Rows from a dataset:
☆ ☆ ☆
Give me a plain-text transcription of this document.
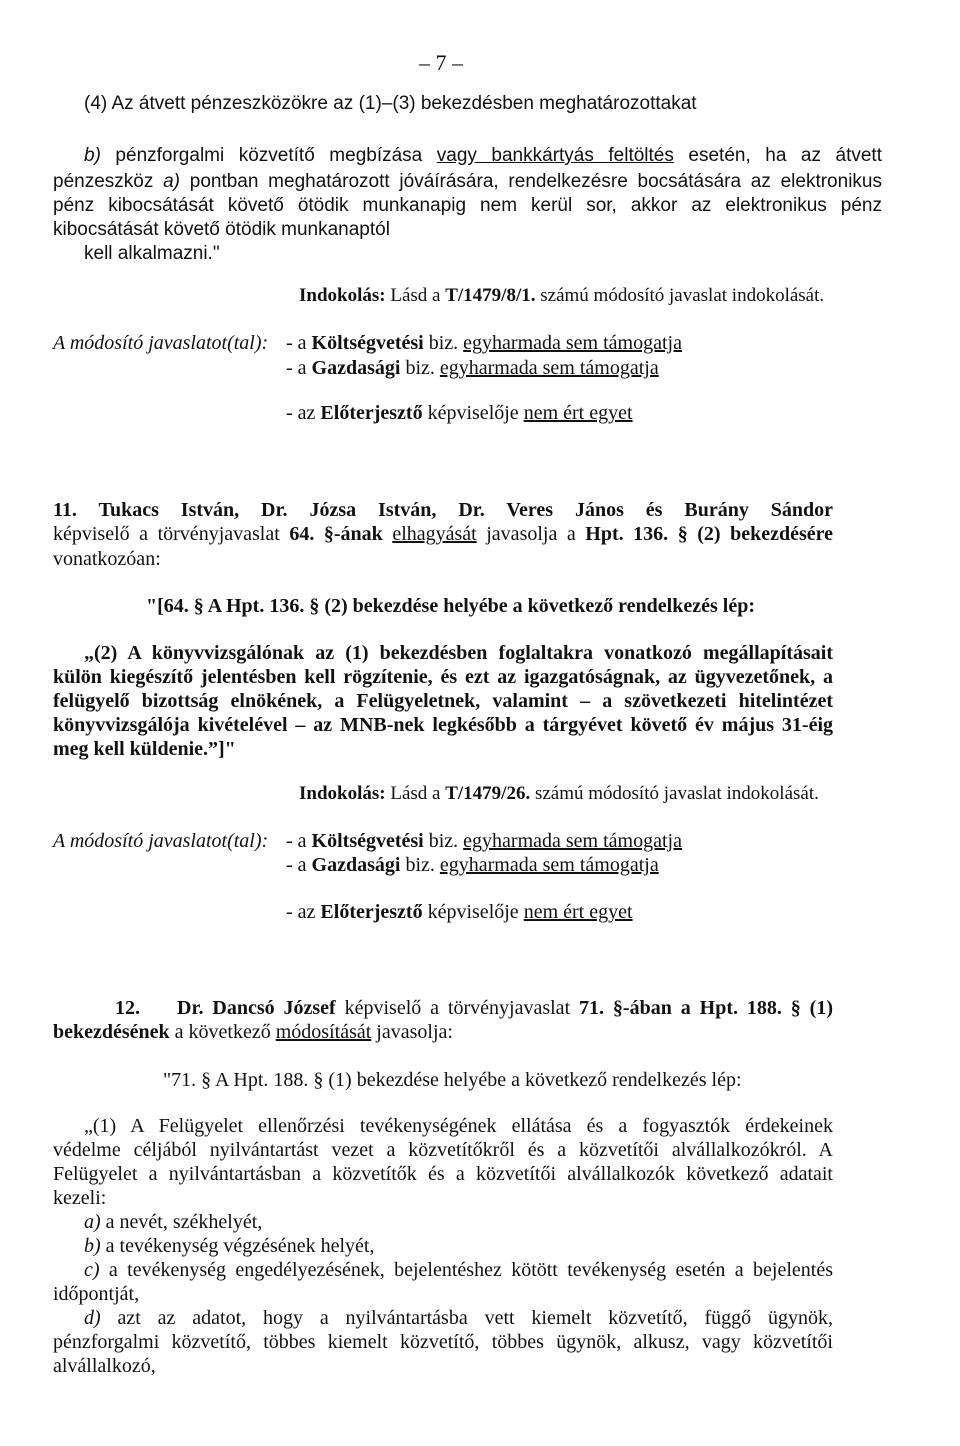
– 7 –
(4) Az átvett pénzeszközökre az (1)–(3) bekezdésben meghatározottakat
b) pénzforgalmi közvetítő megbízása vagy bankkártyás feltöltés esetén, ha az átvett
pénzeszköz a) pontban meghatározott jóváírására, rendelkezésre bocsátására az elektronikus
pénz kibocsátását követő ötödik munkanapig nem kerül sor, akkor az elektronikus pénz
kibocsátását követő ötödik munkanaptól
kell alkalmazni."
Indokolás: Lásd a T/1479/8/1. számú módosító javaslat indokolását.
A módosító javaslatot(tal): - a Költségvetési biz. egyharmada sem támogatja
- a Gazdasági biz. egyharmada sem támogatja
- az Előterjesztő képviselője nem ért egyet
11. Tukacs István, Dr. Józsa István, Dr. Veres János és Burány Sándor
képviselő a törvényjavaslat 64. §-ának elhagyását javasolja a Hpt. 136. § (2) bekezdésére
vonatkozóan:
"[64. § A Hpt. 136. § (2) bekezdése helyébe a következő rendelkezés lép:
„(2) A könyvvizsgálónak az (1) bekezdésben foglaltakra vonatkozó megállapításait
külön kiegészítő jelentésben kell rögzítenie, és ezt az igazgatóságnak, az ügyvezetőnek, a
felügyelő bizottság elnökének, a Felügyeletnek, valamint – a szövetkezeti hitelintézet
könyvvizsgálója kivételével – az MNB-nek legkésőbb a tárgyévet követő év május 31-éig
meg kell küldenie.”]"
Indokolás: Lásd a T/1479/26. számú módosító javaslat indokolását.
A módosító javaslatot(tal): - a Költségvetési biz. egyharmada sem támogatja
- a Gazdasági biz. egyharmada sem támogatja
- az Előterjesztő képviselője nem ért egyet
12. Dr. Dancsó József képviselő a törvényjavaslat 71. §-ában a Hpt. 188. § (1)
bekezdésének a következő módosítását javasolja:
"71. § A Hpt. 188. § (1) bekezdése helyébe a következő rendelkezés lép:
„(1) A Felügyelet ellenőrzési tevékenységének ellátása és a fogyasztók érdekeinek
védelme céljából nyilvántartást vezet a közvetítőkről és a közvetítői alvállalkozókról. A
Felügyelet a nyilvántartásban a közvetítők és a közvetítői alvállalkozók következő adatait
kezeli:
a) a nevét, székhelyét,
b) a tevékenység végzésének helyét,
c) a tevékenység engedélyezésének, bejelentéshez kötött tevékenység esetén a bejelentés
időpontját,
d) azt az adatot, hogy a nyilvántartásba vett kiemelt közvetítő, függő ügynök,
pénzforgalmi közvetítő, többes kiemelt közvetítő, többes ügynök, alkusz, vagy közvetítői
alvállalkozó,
☆ ☆ ☆
#### The problem
Show every line from the listing above in which the string "ügynök" appears.

#### The solution
d) azt az adatot, hogy a nyilvántartásba vett kiemelt közvetítő, függő ügynök,
pénzforgalmi közvetítő, többes kiemelt közvetítő, többes ügynök, alkusz, vagy közvetítői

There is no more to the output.